### What is expected
In the material below, find each line holding the string "style" and copy it.

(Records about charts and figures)
• • • • •
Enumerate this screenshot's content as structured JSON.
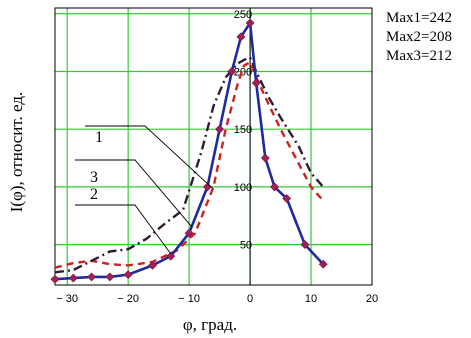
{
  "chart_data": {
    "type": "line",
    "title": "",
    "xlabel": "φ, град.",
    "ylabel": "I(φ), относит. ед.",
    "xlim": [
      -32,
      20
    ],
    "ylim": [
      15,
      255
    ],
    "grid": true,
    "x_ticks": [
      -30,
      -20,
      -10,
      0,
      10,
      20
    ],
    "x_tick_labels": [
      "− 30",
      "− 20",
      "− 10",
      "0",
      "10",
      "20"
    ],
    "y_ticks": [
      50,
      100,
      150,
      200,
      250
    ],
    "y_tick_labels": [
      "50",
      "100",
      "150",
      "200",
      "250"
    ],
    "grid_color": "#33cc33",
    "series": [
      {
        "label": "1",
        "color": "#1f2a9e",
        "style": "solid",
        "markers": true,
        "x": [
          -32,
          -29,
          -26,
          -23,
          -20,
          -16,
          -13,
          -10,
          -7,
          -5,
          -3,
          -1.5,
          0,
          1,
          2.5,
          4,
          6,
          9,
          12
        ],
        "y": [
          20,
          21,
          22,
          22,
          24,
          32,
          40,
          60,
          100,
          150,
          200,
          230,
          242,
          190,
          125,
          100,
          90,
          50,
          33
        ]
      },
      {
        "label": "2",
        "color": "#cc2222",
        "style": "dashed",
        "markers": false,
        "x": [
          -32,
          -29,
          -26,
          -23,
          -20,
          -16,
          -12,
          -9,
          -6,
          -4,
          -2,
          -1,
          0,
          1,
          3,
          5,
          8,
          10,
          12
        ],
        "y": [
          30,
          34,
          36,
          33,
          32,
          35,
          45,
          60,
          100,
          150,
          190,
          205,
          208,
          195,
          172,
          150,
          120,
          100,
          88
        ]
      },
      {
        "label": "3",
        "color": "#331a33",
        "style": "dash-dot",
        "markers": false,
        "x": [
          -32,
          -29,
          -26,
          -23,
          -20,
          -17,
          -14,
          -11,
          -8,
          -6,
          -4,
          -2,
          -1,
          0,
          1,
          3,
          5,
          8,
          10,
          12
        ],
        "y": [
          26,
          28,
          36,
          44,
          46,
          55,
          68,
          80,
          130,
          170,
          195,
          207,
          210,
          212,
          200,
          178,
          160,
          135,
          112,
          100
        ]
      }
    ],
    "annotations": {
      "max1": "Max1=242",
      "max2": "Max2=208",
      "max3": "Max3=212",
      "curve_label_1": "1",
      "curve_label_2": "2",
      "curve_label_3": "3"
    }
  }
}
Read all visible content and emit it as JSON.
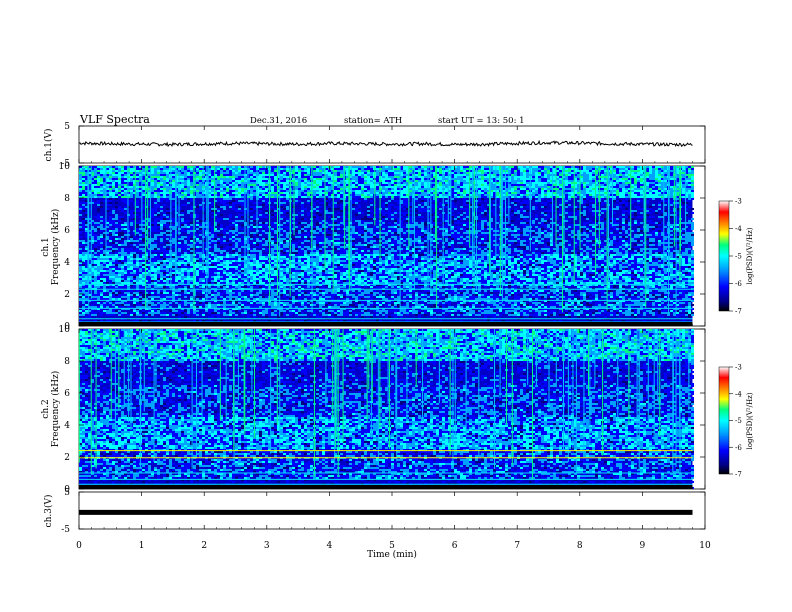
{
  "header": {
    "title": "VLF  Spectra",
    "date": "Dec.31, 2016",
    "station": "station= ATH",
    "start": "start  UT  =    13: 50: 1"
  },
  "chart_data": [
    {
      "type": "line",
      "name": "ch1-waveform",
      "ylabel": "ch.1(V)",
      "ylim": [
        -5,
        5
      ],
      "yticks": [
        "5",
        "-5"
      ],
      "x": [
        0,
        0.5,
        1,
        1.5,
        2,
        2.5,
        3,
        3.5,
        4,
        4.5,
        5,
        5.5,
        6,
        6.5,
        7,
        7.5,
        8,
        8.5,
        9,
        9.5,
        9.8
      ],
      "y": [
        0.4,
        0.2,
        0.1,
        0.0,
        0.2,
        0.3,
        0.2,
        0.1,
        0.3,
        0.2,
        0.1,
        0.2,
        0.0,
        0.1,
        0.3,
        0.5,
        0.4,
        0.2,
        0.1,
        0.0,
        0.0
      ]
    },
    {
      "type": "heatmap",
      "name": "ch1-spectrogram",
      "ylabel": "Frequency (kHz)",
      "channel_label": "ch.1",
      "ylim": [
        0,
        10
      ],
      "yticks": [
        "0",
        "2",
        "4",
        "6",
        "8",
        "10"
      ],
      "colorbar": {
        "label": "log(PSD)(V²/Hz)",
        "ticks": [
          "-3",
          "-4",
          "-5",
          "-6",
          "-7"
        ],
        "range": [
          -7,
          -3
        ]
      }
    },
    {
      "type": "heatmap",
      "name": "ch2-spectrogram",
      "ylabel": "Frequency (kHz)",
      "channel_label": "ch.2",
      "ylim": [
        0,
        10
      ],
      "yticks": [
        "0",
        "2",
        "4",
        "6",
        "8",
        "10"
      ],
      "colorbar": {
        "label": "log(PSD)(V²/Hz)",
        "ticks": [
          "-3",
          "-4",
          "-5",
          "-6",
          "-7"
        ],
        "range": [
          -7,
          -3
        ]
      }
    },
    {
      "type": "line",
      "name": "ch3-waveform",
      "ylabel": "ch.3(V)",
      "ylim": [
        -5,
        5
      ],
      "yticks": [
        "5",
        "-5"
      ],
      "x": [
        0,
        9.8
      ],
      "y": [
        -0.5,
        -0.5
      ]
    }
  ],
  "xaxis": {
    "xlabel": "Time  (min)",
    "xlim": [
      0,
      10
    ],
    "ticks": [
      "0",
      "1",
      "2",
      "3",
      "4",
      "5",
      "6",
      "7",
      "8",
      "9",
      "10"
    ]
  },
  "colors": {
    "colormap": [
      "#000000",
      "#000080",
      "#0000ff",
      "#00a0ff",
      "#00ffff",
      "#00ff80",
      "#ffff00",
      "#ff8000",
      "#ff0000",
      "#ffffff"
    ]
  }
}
• • • • •
### Solution to this task
        "style": "solid",
        "style": "dashed",
        "style": "dash-dot",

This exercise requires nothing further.